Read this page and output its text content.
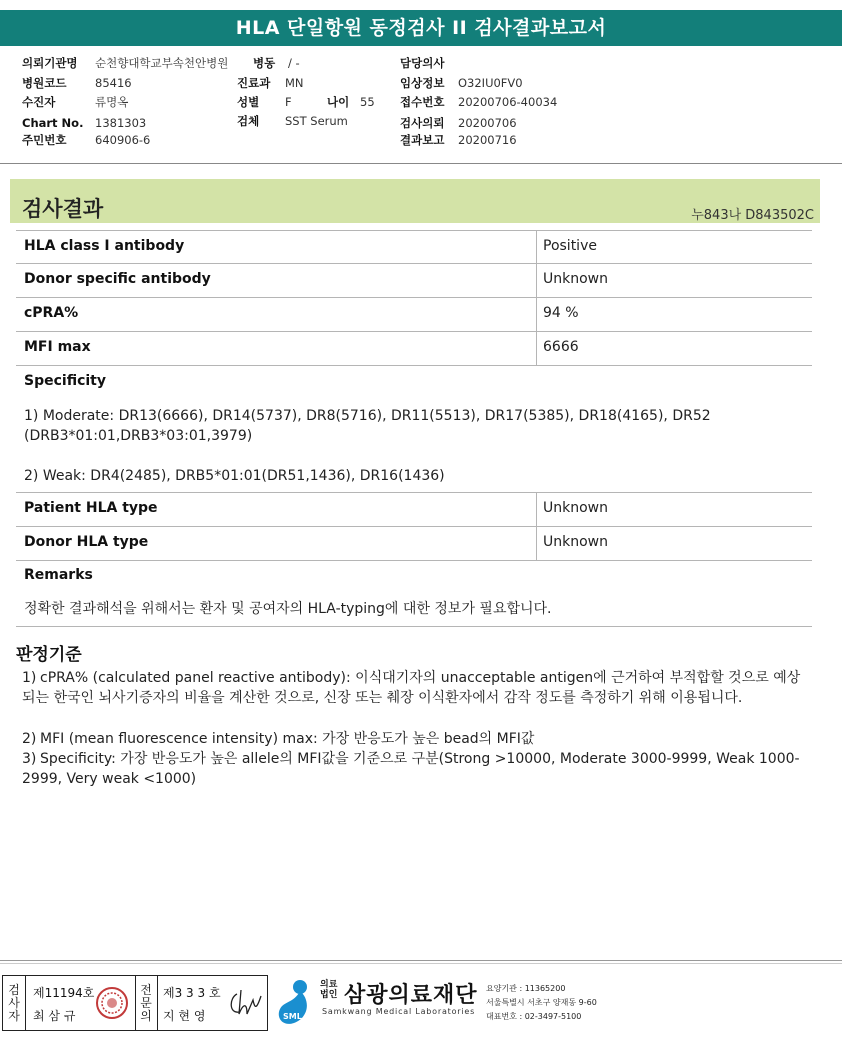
HLA 단일항원 동정검사 II 검사결과보고서
의뢰기관명 순천향대학교부속천안병원
병원코드 85416
수진자	류명옥
Chart No. 1381303
주민번호 640906-6
병동 / -
진료과 MN
성별 F
검체 SST Serum
나이 55
담당의사
임상정보 O32IU0FV0
접수번호 20200706-40034
검사의뢰 20200706
결과보고 20200716
검사결과	누843나 D843502C
HLA class I antibody	Positive
Donor specific antibody	Unknown
cPRA%	94 %
MFI max	6666
Specificity
1) Moderate: DR13(6666), DR14(5737), DR8(5716), DR11(5513), DR17(5385), DR18(4165), DR52 (DRB3*01:01,DRB3*03:01,3979)
2) Weak: DR4(2485), DRB5*01:01(DR51,1436), DR16(1436)
Patient HLA type	Unknown
Donor HLA type	Unknown
Remarks
정확한 결과해석을 위해서는 환자 및 공여자의 HLA-typing에 대한 정보가 필요합니다.
판정기준
1) cPRA% (calculated panel reactive antibody): 이식대기자의 unacceptable antigen에 근거하여 부적합할 것으로 예상되는 한국인 뇌사기증자의 비율을 계산한 것으로, 신장 또는 췌장 이식환자에서 감작 정도를 측정하기 위해 이용됩니다.
2) MFI (mean fluorescence intensity) max: 가장 반응도가 높은 bead의 MFI값
3) Specificity: 가장 반응도가 높은 allele의 MFI값을 기준으로 구분(Strong >10000, Moderate 3000-9999, Weak 1000-2999, Very weak <1000)
검
사
자
제11194호
최 삼 규
전
문
의
제3 3 3 호
지 현 영	SML
의료
법인 삼광의료재단
Samkwang Medical Laboratories
요양기관 : 11365200
서울특별시 서초구 양재동 9-60
대표번호 : 02-3497-5100
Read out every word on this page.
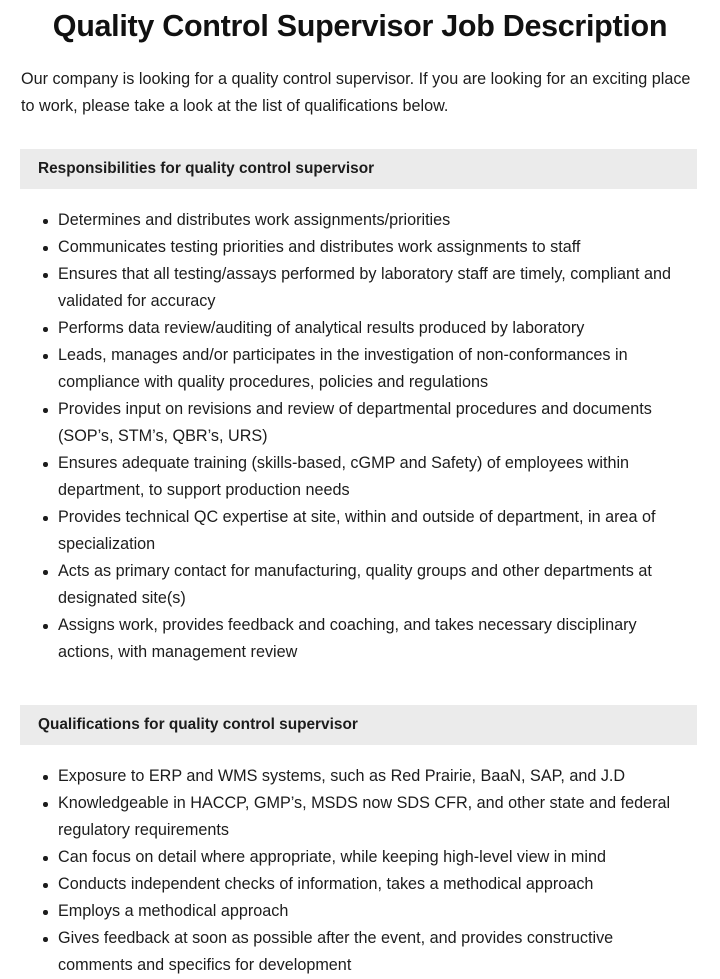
Quality Control Supervisor Job Description

Our company is looking for a quality control supervisor. If you are looking for an exciting place to work, please take a look at the list of qualifications below.

Responsibilities for quality control supervisor
Determines and distributes work assignments/priorities
Communicates testing priorities and distributes work assignments to staff
Ensures that all testing/assays performed by laboratory staff are timely, compliant and validated for accuracy
Performs data review/auditing of analytical results produced by laboratory
Leads, manages and/or participates in the investigation of non-conformances in compliance with quality procedures, policies and regulations
Provides input on revisions and review of departmental procedures and documents (SOP’s, STM’s, QBR’s, URS)
Ensures adequate training (skills-based, cGMP and Safety) of employees within department, to support production needs
Provides technical QC expertise at site, within and outside of department, in area of specialization
Acts as primary contact for manufacturing, quality groups and other departments at designated site(s)
Assigns work, provides feedback and coaching, and takes necessary disciplinary actions, with management review
Qualifications for quality control supervisor
Exposure to ERP and WMS systems, such as Red Prairie, BaaN, SAP, and J.D
Knowledgeable in HACCP, GMP’s, MSDS now SDS CFR, and other state and federal regulatory requirements
Can focus on detail where appropriate, while keeping high-level view in mind
Conducts independent checks of information, takes a methodical approach
Employs a methodical approach
Gives feedback at soon as possible after the event, and provides constructive comments and specifics for development
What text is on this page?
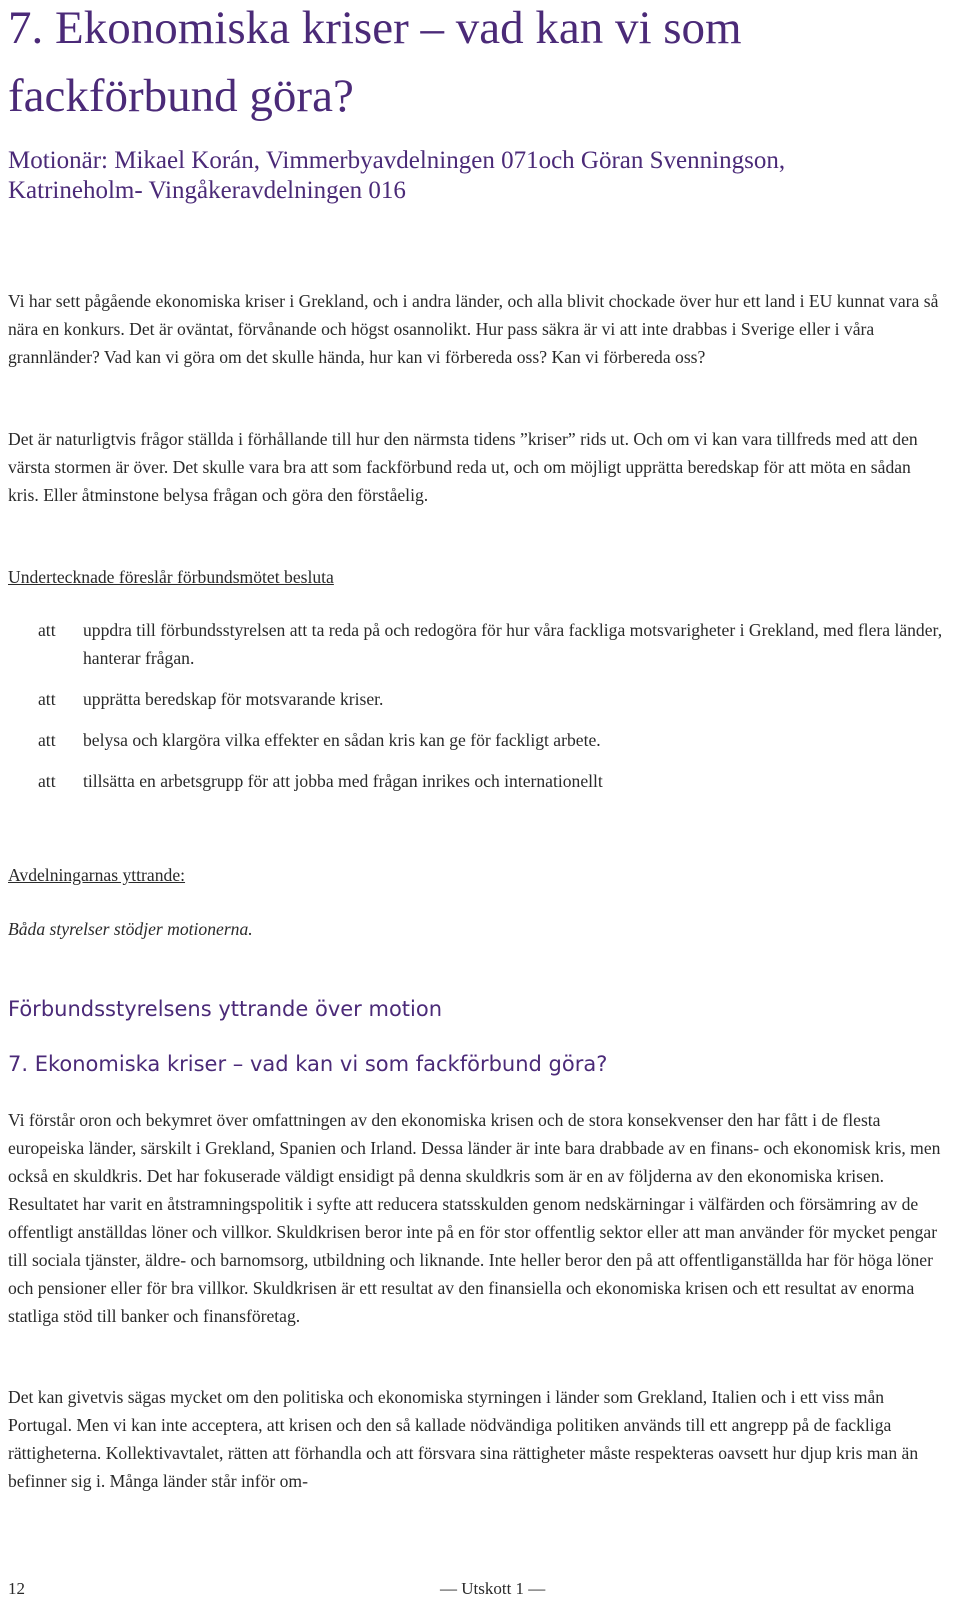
7. Ekonomiska kriser – vad kan vi som
fackförbund göra?
Motionär: Mikael Korán, Vimmerbyavdelningen 071och Göran Svenningson,
Katrineholm- Vingåkeravdelningen 016

Vi har sett pågående ekonomiska kriser i Grekland, och i andra länder, och alla blivit chockade över hur ett land i EU kunnat vara så nära en konkurs. Det är oväntat, förvånande och högst osannolikt. Hur pass säkra är vi att inte drabbas i Sverige eller i våra grannländer? Vad kan vi göra om det skulle hända, hur kan vi förbereda oss? Kan vi förbereda oss?

Det är naturligtvis frågor ställda i förhållande till hur den närmsta tidens ”kriser” rids ut. Och om vi kan vara tillfreds med att den värsta stormen är över. Det skulle vara bra att som fackförbund reda ut, och om möjligt upprätta beredskap för att möta en sådan kris. Eller åtminstone belysa frågan och göra den förståelig.

Undertecknade föreslår förbundsmötet besluta

att uppdra till förbundsstyrelsen att ta reda på och redogöra för hur våra fackliga motsvarigheter i Grekland, med flera länder, hanterar frågan.
att upprätta beredskap för motsvarande kriser.
att belysa och klargöra vilka effekter en sådan kris kan ge för fackligt arbete.
att tillsätta en arbetsgrupp för att jobba med frågan inrikes och internationellt

Avdelningarnas yttrande:

Båda styrelser stödjer motionerna.

Förbundsstyrelsens yttrande över motion
7. Ekonomiska kriser – vad kan vi som fackförbund göra?

Vi förstår oron och bekymret över omfattningen av den ekonomiska krisen och de stora konsekvenser den har fått i de flesta europeiska länder, särskilt i Grekland, Spanien och Irland. Dessa länder är inte bara drabbade av en finans- och ekonomisk kris, men också en skuldkris. Det har fokuserade väldigt ensidigt på denna skuldkris som är en av följderna av den ekonomiska krisen. Resultatet har varit en åtstramningspolitik i syfte att reducera statsskulden genom nedskärningar i välfärden och försämring av de offentligt anställdas löner och villkor. Skuldkrisen beror inte på en för stor offentlig sektor eller att man använder för mycket pengar till sociala tjänster, äldre- och barnomsorg, utbildning och liknande. Inte heller beror den på att offentliganställda har för höga löner och pensioner eller för bra villkor. Skuldkrisen är ett resultat av den finansiella och ekonomiska krisen och ett resultat av enorma statliga stöd till banker och finansföretag.

Det kan givetvis sägas mycket om den politiska och ekonomiska styrningen i länder som Grekland, Italien och i ett viss mån Portugal. Men vi kan inte acceptera, att krisen och den så kallade nödvändiga politiken används till ett angrepp på de fackliga rättigheterna. Kollektivavtalet, rätten att förhandla och att försvara sina rättigheter måste respekteras oavsett hur djup kris man än befinner sig i. Många länder står inför om-

12	— Utskott 1 —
= = = = =
> [What is needed]: Identify each line of the material where the word "laboratory" shows up, and copy it.

> [Solution below]:
Ensures that all testing/assays performed by laboratory staff are timely, compliant and validated for accuracy
Performs data review/auditing of analytical results produced by laboratory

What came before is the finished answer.